Set problem
Can you output the records below exactly as they are written?

■ ■ ■ ■

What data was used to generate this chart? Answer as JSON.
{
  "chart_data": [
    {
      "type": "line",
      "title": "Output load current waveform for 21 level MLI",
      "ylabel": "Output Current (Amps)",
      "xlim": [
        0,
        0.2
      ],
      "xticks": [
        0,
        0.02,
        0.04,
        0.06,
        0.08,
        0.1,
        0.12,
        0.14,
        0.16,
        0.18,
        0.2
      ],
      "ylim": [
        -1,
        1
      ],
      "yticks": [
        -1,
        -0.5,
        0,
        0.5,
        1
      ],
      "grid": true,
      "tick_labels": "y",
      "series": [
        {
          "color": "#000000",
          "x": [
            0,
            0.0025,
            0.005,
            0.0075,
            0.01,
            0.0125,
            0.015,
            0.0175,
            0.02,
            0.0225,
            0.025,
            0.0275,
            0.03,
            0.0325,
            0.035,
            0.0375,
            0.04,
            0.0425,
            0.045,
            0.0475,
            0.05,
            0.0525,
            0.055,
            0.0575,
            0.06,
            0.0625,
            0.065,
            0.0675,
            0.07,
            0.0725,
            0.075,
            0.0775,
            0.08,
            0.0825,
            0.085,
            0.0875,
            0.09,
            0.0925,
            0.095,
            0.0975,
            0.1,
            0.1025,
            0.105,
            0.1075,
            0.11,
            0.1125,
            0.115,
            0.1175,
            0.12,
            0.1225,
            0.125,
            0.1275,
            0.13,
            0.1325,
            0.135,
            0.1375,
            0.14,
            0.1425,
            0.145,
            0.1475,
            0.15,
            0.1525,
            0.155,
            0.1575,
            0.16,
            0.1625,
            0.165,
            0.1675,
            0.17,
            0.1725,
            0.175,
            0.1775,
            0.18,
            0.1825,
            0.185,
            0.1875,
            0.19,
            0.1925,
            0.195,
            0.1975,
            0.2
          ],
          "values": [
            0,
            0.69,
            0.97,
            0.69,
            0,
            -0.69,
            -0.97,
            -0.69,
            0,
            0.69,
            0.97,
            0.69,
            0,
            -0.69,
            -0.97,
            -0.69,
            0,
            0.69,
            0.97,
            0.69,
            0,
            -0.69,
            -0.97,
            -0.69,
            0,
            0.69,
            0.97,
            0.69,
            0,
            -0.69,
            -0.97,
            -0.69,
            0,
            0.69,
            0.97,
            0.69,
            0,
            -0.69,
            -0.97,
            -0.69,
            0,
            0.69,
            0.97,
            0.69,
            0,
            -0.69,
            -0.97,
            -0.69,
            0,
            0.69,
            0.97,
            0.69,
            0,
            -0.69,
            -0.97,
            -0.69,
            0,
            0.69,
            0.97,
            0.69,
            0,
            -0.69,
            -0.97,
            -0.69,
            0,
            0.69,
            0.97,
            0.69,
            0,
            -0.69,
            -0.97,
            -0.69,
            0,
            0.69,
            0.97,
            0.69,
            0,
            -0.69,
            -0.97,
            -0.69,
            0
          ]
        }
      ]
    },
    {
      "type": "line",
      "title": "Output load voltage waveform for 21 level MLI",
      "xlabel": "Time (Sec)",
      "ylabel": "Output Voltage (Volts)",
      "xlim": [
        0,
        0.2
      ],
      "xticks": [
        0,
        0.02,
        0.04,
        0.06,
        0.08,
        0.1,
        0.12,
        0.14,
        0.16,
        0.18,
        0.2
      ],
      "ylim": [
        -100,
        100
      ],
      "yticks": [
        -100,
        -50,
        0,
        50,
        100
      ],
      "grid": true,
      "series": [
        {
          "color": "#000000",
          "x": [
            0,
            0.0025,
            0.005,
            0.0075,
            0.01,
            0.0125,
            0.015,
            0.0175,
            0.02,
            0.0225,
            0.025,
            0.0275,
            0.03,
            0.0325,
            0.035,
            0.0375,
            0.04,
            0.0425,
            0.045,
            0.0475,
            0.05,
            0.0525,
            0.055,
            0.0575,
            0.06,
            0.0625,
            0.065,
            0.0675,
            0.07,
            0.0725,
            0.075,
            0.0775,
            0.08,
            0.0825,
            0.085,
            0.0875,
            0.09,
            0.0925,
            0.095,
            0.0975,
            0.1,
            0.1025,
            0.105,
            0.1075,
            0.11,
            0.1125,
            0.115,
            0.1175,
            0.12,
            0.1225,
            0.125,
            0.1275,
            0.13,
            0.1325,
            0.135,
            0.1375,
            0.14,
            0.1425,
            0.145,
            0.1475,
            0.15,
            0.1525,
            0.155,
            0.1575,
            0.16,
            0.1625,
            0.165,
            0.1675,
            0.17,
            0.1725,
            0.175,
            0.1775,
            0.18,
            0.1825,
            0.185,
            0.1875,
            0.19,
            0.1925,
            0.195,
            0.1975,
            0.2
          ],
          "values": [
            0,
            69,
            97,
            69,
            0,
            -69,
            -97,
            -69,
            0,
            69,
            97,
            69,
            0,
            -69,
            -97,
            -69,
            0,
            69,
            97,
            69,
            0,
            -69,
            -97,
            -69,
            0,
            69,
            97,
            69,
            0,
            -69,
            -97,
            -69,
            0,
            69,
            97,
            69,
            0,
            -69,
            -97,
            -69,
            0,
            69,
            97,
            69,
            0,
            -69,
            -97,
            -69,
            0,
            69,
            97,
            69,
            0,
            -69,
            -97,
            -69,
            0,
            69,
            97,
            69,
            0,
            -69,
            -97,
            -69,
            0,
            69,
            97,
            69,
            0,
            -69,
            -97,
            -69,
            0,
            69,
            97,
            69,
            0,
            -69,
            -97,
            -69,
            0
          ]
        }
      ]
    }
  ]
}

■ ■ ■ ■

Task response
What data was used to generate this chart? Answer as JSON.
{
  "chart_data": [
    {
      "type": "line",
      "title": "Output load current waveform for 21 level MLI",
      "ylabel": "Output Current (Amps)",
      "xlim": [
        0,
        0.2
      ],
      "xticks": [
        0,
        0.02,
        0.04,
        0.06,
        0.08,
        0.1,
        0.12,
        0.14,
        0.16,
        0.18,
        0.2
      ],
      "ylim": [
        -1,
        1
      ],
      "yticks": [
        -1,
        -0.5,
        0,
        0.5,
        1
      ],
      "grid": true,
      "tick_labels": "y",
      "series": [
        {
          "color": "#000000",
          "x": [
            0,
            0.0025,
            0.005,
            0.0075,
            0.01,
            0.0125,
            0.015,
            0.0175,
            0.02,
            0.0225,
            0.025,
            0.0275,
            0.03,
            0.0325,
            0.035,
            0.0375,
            0.04,
            0.0425,
            0.045,
            0.0475,
            0.05,
            0.0525,
            0.055,
            0.0575,
            0.06,
            0.0625,
            0.065,
            0.0675,
            0.07,
            0.0725,
            0.075,
            0.0775,
            0.08,
            0.0825,
            0.085,
            0.0875,
            0.09,
            0.0925,
            0.095,
            0.0975,
            0.1,
            0.1025,
            0.105,
            0.1075,
            0.11,
            0.1125,
            0.115,
            0.1175,
            0.12,
            0.1225,
            0.125,
            0.1275,
            0.13,
            0.1325,
            0.135,
            0.1375,
            0.14,
            0.1425,
            0.145,
            0.1475,
            0.15,
            0.1525,
            0.155,
            0.1575,
            0.16,
            0.1625,
            0.165,
            0.1675,
            0.17,
            0.1725,
            0.175,
            0.1775,
            0.18,
            0.1825,
            0.185,
            0.1875,
            0.19,
            0.1925,
            0.195,
            0.1975,
            0.2
          ],
          "values": [
            0,
            0.69,
            0.97,
            0.69,
            0,
            -0.69,
            -0.97,
            -0.69,
            0,
            0.69,
            0.97,
            0.69,
            0,
            -0.69,
            -0.97,
            -0.69,
            0,
            0.69,
            0.97,
            0.69,
            0,
            -0.69,
            -0.97,
            -0.69,
            0,
            0.69,
            0.97,
            0.69,
            0,
            -0.69,
            -0.97,
            -0.69,
            0,
            0.69,
            0.97,
            0.69,
            0,
            -0.69,
            -0.97,
            -0.69,
            0,
            0.69,
            0.97,
            0.69,
            0,
            -0.69,
            -0.97,
            -0.69,
            0,
            0.69,
            0.97,
            0.69,
            0,
            -0.69,
            -0.97,
            -0.69,
            0,
            0.69,
            0.97,
            0.69,
            0,
            -0.69,
            -0.97,
            -0.69,
            0,
            0.69,
            0.97,
            0.69,
            0,
            -0.69,
            -0.97,
            -0.69,
            0,
            0.69,
            0.97,
            0.69,
            0,
            -0.69,
            -0.97,
            -0.69,
            0
          ]
        }
      ]
    },
    {
      "type": "line",
      "title": "Output load voltage waveform for 21 level MLI",
      "xlabel": "Time (Sec)",
      "ylabel": "Output Voltage (Volts)",
      "xlim": [
        0,
        0.2
      ],
      "xticks": [
        0,
        0.02,
        0.04,
        0.06,
        0.08,
        0.1,
        0.12,
        0.14,
        0.16,
        0.18,
        0.2
      ],
      "ylim": [
        -100,
        100
      ],
      "yticks": [
        -100,
        -50,
        0,
        50,
        100
      ],
      "grid": true,
      "series": [
        {
          "color": "#000000",
          "x": [
            0,
            0.0025,
            0.005,
            0.0075,
            0.01,
            0.0125,
            0.015,
            0.0175,
            0.02,
            0.0225,
            0.025,
            0.0275,
            0.03,
            0.0325,
            0.035,
            0.0375,
            0.04,
            0.0425,
            0.045,
            0.0475,
            0.05,
            0.0525,
            0.055,
            0.0575,
            0.06,
            0.0625,
            0.065,
            0.0675,
            0.07,
            0.0725,
            0.075,
            0.0775,
            0.08,
            0.0825,
            0.085,
            0.0875,
            0.09,
            0.0925,
            0.095,
            0.0975,
            0.1,
            0.1025,
            0.105,
            0.1075,
            0.11,
            0.1125,
            0.115,
            0.1175,
            0.12,
            0.1225,
            0.125,
            0.1275,
            0.13,
            0.1325,
            0.135,
            0.1375,
            0.14,
            0.1425,
            0.145,
            0.1475,
            0.15,
            0.1525,
            0.155,
            0.1575,
            0.16,
            0.1625,
            0.165,
            0.1675,
            0.17,
            0.1725,
            0.175,
            0.1775,
            0.18,
            0.1825,
            0.185,
            0.1875,
            0.19,
            0.1925,
            0.195,
            0.1975,
            0.2
          ],
          "values": [
            0,
            69,
            97,
            69,
            0,
            -69,
            -97,
            -69,
            0,
            69,
            97,
            69,
            0,
            -69,
            -97,
            -69,
            0,
            69,
            97,
            69,
            0,
            -69,
            -97,
            -69,
            0,
            69,
            97,
            69,
            0,
            -69,
            -97,
            -69,
            0,
            69,
            97,
            69,
            0,
            -69,
            -97,
            -69,
            0,
            69,
            97,
            69,
            0,
            -69,
            -97,
            -69,
            0,
            69,
            97,
            69,
            0,
            -69,
            -97,
            -69,
            0,
            69,
            97,
            69,
            0,
            -69,
            -97,
            -69,
            0,
            69,
            97,
            69,
            0,
            -69,
            -97,
            -69,
            0,
            69,
            97,
            69,
            0,
            -69,
            -97,
            -69,
            0
          ]
        }
      ]
    }
  ]
}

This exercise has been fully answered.